▶ **DESCRIPTION OF THE TASK**
Using the listing below, retype only the lines from the line with "Output the text content of this document." through the end, both ends included, and exclude the pictures.

▶ **RECORDS FOR THIS EXERCISE**
+ + + +

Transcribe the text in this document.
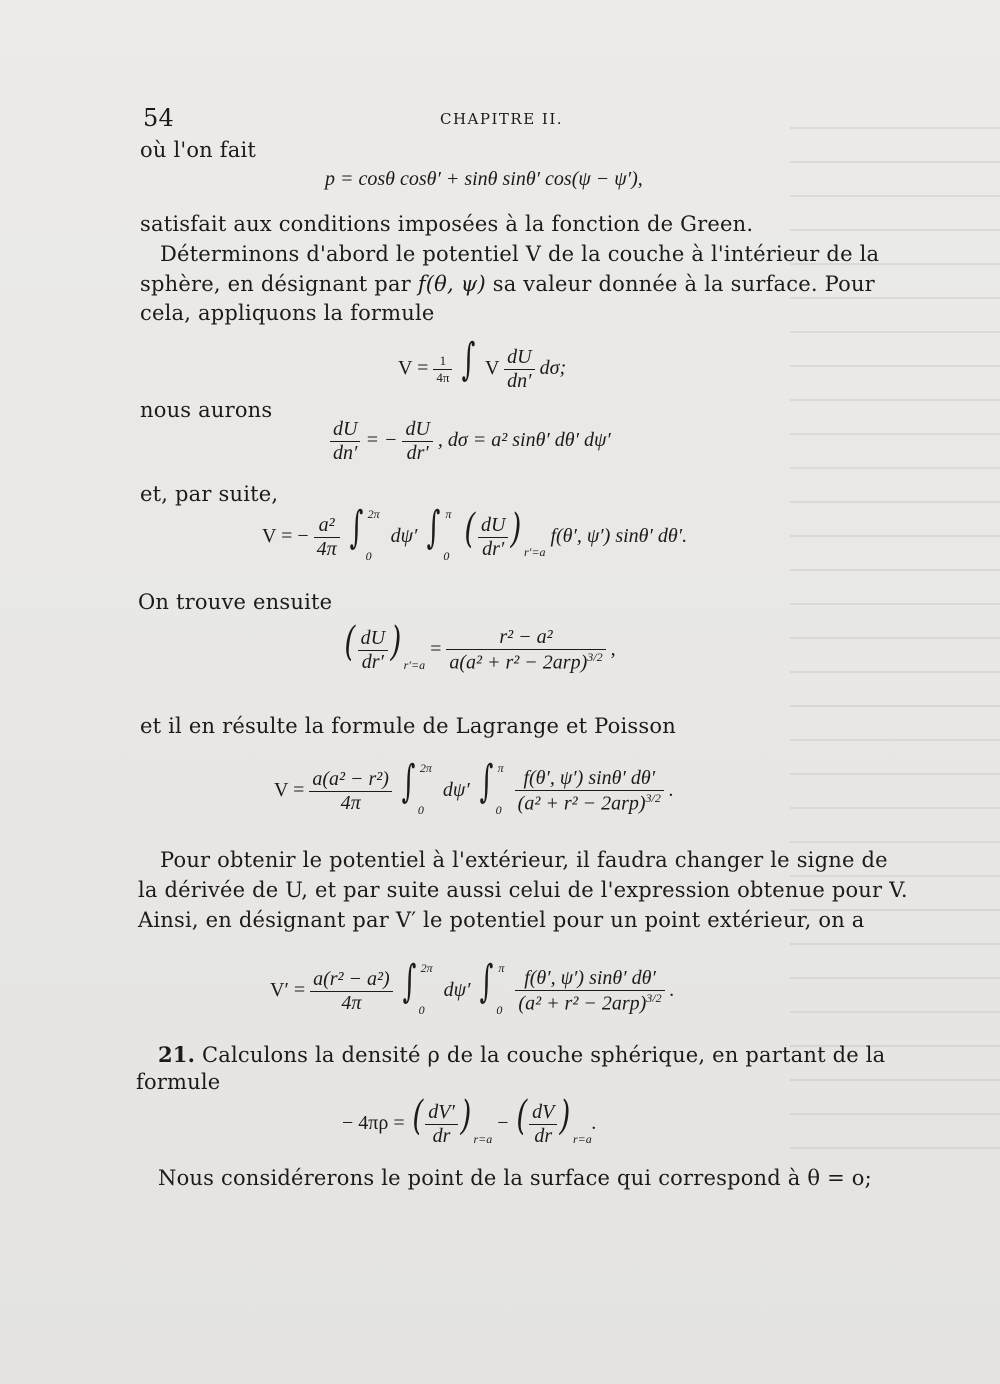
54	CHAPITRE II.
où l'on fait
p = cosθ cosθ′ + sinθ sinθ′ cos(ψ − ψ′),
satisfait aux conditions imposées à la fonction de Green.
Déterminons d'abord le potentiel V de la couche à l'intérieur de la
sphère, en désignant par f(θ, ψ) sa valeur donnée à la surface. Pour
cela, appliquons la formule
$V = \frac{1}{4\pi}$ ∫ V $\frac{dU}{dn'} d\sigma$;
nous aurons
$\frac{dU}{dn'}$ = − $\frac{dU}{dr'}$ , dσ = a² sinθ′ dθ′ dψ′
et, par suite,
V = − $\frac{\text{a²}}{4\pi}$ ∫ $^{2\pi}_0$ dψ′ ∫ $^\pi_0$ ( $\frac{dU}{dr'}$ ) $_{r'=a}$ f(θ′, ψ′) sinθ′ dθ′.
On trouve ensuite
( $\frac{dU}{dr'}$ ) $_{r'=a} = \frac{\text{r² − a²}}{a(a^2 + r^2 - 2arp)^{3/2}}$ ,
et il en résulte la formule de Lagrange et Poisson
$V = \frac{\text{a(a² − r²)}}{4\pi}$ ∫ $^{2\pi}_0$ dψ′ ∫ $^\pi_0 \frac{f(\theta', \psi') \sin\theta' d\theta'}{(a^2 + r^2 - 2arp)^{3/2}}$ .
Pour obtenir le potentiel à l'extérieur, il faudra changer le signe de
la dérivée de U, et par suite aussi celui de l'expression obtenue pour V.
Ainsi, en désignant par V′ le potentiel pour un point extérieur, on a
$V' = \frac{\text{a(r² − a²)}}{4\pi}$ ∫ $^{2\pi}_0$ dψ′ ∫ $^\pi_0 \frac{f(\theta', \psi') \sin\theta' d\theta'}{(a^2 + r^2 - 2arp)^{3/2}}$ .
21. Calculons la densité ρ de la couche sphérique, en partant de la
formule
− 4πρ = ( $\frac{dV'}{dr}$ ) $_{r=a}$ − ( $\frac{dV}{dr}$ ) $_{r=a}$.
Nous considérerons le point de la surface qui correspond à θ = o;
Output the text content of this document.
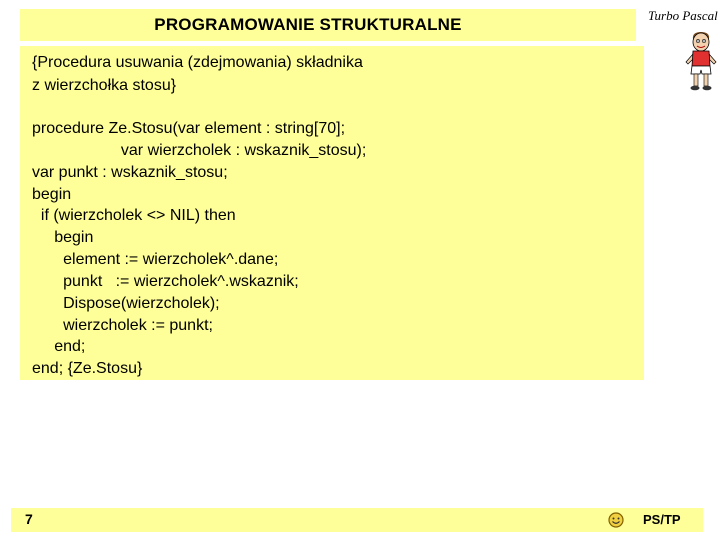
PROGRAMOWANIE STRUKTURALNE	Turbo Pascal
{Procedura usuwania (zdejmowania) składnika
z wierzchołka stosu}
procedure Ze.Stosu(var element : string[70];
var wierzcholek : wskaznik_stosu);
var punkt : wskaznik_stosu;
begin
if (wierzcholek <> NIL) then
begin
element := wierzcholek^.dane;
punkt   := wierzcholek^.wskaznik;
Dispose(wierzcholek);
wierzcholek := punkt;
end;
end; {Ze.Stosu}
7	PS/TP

+ + + +

▶ **OUTPUT OF THE EXERCISE**
Output the text content of this document.
PROGRAMOWANIE STRUKTURALNE	Turbo Pascal
{Procedura usuwania (zdejmowania) składnika
z wierzchołka stosu}
procedure Ze.Stosu(var element : string[70];
var wierzcholek : wskaznik_stosu);
var punkt : wskaznik_stosu;
begin
if (wierzcholek <> NIL) then
begin
element := wierzcholek^.dane;
punkt   := wierzcholek^.wskaznik;
Dispose(wierzcholek);
wierzcholek := punkt;
end;
end; {Ze.Stosu}
7	PS/TP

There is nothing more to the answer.